**Task details**
Filter this data down to the lines that hold "content", and copy them.

**Data listing**
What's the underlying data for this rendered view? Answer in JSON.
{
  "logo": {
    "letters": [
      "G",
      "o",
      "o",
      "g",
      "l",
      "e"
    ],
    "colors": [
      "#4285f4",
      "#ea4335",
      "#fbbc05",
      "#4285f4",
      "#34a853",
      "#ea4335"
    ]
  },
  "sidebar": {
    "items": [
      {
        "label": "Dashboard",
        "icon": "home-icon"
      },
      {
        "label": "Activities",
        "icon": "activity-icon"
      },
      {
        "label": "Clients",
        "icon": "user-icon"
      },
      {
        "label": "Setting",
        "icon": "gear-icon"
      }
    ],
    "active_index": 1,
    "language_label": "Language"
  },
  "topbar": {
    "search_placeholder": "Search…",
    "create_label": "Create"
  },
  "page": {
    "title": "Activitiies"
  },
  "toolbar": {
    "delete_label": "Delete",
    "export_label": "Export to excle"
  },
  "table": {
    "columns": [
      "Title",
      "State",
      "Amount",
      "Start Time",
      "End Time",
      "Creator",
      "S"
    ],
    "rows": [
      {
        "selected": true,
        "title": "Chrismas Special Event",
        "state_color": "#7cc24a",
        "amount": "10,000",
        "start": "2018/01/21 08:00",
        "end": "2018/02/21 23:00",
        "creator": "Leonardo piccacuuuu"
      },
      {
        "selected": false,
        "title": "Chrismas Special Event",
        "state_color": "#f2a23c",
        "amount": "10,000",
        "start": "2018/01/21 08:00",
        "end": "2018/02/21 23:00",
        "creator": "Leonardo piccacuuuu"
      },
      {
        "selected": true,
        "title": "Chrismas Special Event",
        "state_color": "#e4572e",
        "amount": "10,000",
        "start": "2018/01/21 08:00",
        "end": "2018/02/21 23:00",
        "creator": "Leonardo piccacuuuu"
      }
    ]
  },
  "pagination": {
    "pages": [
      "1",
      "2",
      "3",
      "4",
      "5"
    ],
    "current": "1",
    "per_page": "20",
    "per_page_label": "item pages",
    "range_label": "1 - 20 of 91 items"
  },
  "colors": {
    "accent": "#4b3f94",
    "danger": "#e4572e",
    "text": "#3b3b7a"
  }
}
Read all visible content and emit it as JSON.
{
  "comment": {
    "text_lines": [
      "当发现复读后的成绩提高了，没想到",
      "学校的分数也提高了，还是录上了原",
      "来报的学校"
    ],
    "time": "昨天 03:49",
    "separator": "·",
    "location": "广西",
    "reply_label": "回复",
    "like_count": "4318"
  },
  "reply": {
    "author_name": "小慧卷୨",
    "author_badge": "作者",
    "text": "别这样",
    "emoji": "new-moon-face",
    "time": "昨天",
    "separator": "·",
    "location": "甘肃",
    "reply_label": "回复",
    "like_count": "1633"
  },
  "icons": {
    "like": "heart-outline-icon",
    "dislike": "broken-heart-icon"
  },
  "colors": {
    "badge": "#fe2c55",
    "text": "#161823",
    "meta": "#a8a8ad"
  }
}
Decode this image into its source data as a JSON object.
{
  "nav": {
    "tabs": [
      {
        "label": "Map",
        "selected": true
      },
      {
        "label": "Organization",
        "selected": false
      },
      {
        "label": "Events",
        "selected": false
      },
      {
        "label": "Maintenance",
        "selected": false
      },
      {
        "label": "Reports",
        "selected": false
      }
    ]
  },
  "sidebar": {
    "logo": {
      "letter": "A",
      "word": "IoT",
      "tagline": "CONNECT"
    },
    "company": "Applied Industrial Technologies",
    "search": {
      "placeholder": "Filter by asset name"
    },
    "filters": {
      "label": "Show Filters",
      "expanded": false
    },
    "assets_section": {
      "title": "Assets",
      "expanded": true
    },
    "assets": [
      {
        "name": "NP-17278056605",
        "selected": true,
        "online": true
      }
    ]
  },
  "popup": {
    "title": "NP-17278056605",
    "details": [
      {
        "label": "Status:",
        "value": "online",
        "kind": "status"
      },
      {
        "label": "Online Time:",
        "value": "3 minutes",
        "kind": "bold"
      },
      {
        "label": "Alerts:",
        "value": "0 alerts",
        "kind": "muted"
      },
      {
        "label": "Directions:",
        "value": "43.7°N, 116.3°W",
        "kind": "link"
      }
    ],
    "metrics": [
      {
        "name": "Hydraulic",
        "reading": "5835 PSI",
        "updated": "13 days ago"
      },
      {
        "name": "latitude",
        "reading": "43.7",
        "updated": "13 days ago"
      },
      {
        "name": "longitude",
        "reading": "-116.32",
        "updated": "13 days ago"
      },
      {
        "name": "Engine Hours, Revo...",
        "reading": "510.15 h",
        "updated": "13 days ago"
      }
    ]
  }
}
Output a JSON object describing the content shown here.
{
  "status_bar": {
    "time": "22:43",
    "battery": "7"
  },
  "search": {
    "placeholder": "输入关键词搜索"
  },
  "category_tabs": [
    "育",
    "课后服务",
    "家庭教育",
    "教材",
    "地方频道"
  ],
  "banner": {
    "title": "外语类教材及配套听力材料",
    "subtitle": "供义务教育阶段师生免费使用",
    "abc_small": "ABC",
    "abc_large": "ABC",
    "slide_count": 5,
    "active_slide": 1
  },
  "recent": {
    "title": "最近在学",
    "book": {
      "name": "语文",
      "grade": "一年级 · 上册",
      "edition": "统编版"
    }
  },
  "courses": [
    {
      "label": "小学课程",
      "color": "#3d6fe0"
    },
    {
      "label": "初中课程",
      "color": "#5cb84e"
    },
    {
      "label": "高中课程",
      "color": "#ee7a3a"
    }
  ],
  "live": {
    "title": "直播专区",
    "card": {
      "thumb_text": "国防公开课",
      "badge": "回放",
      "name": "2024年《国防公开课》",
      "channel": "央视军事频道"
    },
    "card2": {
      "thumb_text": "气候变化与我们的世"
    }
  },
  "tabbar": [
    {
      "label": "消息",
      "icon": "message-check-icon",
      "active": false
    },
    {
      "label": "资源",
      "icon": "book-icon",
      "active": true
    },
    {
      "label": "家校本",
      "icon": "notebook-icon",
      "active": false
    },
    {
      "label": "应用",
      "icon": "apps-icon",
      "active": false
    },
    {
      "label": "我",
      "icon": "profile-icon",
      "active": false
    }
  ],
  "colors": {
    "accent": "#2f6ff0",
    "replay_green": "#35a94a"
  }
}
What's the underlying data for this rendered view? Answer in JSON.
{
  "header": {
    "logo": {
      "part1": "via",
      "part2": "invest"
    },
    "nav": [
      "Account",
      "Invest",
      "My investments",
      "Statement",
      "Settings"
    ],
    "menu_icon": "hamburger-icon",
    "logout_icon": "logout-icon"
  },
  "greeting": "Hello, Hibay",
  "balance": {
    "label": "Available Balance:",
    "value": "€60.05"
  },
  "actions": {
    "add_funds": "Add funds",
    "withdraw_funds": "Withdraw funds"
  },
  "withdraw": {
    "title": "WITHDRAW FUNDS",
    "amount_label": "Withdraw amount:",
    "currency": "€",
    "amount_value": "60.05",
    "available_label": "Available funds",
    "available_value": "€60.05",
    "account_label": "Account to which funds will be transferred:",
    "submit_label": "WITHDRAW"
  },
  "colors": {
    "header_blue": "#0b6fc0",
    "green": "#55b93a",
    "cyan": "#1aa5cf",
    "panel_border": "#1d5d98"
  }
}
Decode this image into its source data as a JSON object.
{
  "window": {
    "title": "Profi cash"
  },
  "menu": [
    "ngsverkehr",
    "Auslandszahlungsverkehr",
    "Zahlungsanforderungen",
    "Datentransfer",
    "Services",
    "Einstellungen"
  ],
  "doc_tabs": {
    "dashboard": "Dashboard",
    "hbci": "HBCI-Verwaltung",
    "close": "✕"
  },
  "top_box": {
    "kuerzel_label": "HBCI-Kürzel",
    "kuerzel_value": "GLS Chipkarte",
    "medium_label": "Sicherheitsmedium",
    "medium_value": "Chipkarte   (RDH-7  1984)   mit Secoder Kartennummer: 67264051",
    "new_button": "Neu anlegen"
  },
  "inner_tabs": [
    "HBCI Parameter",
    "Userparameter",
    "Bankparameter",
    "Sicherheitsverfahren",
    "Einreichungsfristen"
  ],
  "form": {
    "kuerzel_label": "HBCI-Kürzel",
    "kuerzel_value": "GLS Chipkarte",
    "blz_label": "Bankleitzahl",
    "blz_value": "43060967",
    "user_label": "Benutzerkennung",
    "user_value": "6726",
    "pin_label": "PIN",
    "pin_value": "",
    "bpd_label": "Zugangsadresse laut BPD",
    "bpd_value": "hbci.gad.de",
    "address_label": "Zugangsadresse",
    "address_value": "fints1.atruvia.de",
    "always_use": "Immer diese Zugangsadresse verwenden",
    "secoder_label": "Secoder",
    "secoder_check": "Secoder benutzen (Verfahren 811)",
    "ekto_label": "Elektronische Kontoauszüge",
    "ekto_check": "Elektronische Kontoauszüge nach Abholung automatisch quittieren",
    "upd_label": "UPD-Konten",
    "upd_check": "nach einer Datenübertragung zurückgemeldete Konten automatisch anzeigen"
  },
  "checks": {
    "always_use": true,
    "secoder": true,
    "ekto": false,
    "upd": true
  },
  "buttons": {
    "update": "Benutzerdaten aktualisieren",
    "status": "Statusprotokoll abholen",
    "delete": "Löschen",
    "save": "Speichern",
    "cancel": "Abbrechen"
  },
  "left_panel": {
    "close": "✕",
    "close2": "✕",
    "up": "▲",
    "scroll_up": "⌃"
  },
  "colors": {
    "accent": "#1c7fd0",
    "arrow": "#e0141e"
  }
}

**Answer to this problem**
Read all visible content and emit it as JSON.
Output a JSON object describing the content shown here.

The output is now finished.